> [TASK GOAL]: Gather, from the data below, each line in which the word "this" occurs.

= = =

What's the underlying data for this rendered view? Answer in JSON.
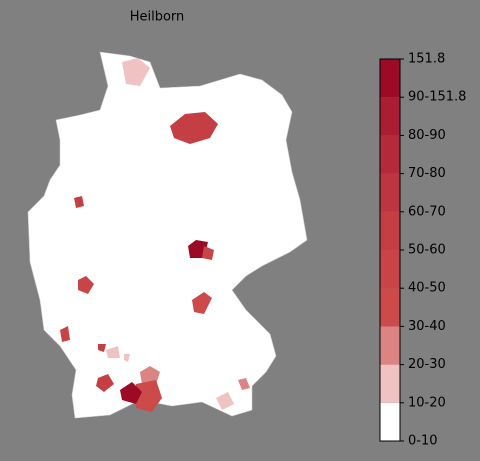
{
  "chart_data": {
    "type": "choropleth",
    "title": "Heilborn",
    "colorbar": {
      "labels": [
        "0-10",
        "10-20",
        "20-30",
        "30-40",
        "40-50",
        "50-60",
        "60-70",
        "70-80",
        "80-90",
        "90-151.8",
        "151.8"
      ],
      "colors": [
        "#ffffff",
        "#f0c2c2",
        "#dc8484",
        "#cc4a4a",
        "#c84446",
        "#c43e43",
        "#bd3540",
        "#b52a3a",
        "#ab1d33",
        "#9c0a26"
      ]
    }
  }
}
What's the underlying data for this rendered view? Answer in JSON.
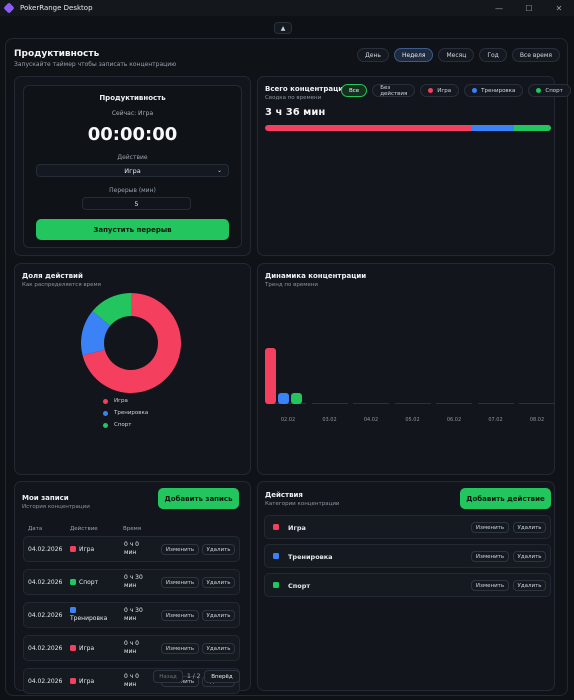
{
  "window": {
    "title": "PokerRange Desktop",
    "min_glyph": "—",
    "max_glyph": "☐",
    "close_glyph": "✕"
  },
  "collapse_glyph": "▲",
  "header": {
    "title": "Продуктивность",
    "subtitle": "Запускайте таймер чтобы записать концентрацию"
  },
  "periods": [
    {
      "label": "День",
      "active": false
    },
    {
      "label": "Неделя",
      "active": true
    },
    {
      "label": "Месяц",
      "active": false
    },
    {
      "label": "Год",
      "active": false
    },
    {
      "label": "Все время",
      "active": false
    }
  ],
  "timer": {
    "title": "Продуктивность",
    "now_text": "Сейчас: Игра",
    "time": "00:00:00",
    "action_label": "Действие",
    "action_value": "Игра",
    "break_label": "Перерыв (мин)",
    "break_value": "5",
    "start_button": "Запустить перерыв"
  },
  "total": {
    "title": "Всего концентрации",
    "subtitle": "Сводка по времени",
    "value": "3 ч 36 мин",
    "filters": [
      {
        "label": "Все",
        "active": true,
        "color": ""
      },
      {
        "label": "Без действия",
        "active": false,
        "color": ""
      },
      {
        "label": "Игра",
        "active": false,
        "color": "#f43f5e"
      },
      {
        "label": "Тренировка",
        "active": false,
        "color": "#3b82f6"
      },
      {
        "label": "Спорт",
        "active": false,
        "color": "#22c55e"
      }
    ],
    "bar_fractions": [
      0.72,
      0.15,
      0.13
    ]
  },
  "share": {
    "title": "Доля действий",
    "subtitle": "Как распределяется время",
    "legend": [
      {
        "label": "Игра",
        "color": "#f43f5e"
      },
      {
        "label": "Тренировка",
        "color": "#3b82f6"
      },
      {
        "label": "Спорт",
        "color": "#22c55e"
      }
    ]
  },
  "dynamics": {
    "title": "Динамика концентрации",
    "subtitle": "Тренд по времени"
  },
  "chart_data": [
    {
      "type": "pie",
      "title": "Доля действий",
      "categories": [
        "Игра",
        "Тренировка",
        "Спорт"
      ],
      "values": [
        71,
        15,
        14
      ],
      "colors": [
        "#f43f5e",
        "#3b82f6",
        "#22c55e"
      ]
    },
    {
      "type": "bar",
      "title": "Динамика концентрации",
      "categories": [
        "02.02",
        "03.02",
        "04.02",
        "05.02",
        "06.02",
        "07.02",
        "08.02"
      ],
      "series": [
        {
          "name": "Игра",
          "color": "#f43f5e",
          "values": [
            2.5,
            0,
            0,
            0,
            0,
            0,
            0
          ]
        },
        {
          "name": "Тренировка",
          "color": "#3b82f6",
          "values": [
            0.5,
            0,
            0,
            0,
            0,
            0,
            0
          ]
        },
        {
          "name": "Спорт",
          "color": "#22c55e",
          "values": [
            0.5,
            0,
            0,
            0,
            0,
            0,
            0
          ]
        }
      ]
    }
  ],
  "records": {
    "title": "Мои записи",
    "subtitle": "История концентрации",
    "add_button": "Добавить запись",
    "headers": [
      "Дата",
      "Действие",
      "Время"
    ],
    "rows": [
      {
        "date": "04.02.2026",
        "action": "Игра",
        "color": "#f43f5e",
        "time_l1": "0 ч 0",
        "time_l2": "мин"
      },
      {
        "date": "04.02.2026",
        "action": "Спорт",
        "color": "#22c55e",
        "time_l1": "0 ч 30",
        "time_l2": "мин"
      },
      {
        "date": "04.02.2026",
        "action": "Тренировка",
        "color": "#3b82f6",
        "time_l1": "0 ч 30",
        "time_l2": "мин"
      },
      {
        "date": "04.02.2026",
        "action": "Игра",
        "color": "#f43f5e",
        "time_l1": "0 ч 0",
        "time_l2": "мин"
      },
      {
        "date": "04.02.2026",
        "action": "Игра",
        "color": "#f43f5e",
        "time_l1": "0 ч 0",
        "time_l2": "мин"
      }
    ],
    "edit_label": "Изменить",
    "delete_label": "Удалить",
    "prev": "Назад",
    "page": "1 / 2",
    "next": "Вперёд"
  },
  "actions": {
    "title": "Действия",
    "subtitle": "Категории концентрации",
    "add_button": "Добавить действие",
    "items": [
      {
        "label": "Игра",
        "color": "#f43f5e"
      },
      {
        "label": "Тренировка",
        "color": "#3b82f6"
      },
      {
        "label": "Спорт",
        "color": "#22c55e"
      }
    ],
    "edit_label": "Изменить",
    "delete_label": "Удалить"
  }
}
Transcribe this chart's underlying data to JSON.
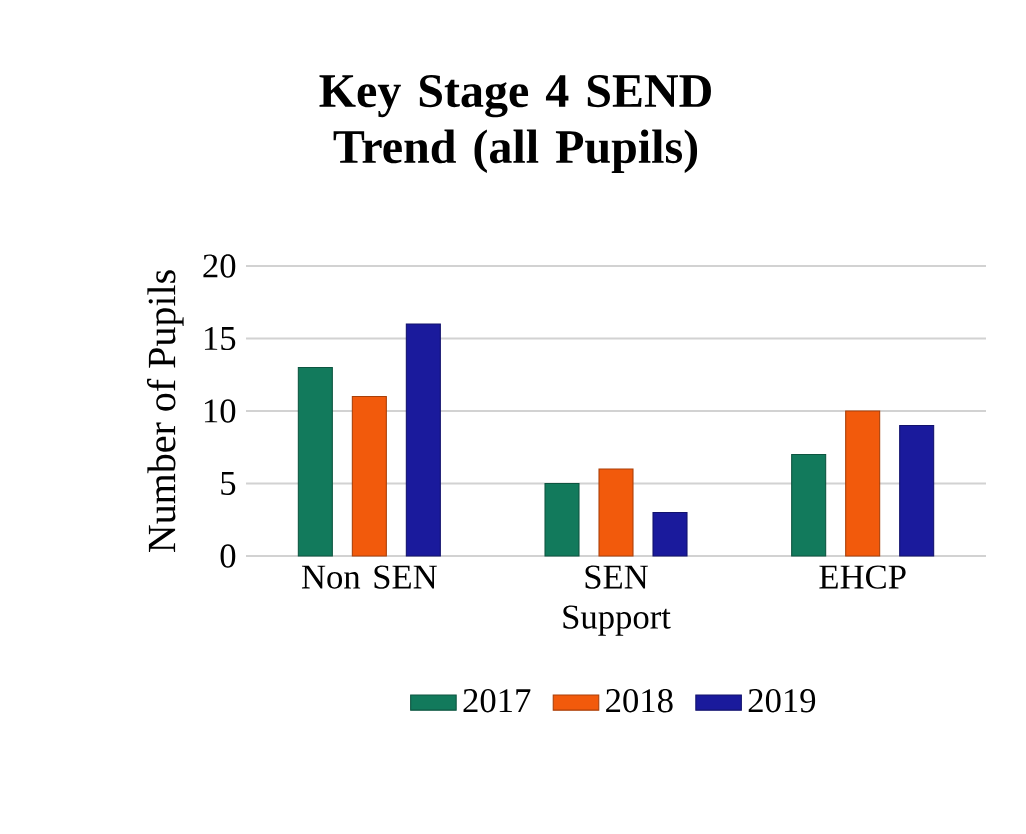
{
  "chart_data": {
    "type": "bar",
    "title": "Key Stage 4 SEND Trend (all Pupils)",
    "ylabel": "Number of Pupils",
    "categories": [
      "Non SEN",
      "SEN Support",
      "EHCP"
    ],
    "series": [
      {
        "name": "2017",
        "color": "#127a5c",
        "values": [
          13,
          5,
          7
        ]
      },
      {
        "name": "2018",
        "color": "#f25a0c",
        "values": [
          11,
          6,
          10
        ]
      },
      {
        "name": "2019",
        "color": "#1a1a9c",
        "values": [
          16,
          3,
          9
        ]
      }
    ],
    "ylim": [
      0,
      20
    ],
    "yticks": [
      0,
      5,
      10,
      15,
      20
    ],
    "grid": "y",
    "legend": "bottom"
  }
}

= = =

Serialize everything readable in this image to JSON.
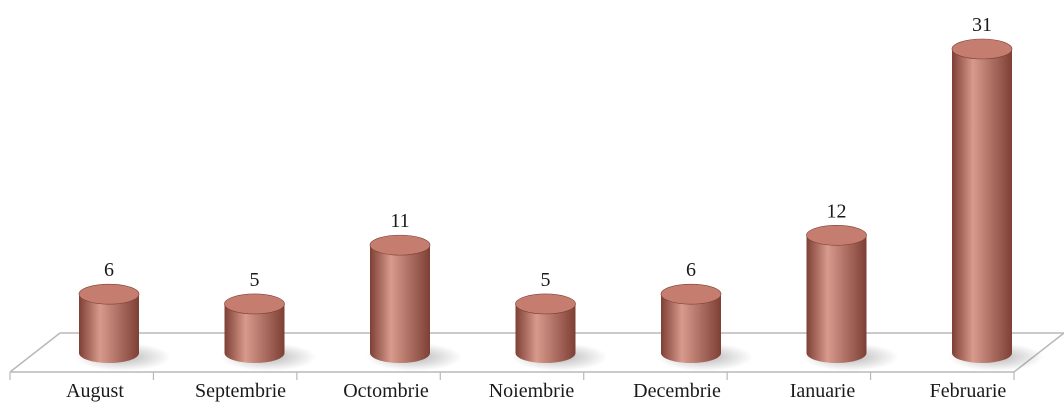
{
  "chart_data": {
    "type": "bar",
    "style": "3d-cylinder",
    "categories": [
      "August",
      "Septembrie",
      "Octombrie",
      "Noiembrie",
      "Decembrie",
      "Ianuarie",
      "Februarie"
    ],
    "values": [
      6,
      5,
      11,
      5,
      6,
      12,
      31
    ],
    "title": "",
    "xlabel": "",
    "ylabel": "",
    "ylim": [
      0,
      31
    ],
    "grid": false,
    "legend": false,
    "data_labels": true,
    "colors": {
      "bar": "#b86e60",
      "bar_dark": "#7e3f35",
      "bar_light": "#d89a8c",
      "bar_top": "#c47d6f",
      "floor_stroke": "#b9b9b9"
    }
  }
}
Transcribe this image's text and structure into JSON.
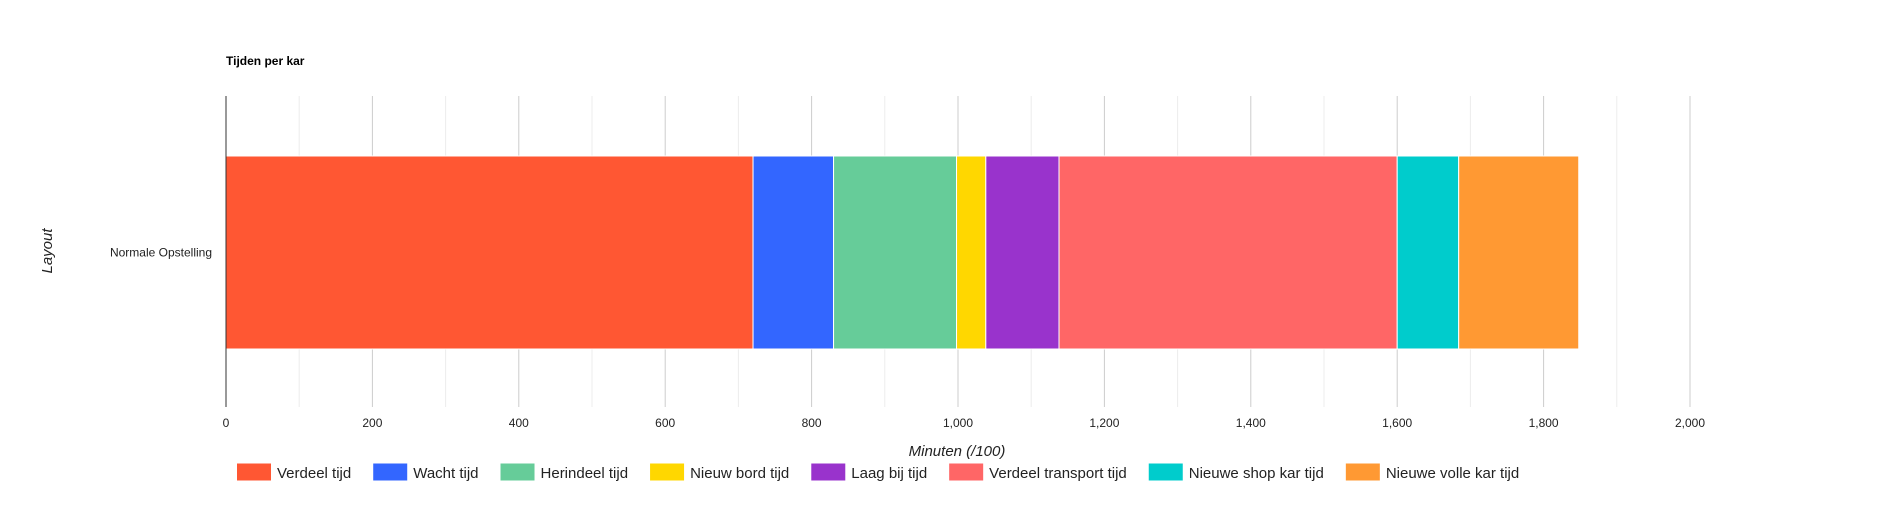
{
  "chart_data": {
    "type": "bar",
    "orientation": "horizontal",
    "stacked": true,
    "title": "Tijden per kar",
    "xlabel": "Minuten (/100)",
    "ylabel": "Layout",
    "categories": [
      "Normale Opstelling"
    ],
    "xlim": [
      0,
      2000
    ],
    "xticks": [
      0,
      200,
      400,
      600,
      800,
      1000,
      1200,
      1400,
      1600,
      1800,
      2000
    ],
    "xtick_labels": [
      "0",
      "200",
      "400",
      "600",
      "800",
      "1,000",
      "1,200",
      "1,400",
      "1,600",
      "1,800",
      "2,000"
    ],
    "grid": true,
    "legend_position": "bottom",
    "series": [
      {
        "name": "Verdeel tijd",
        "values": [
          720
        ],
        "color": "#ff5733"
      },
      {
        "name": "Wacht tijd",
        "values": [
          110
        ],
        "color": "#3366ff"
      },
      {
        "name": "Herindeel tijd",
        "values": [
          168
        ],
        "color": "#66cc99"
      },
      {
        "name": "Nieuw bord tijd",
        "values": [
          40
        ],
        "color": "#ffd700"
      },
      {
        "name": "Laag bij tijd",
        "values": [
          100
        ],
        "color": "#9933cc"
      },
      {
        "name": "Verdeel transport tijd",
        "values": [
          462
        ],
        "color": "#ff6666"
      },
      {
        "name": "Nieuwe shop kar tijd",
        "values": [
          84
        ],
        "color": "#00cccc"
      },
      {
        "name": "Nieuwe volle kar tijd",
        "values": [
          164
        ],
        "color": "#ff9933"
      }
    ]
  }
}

= = =

> [CORRECT RESULT]:
What's the underlying data for this rendered view? Answer in JSON.
What's the underlying data for this rendered view? Answer in JSON.
Transcribe this chart's underlying data to JSON.
Serialize everything readable in this image to JSON.
Transcribe this image's text and structure into JSON.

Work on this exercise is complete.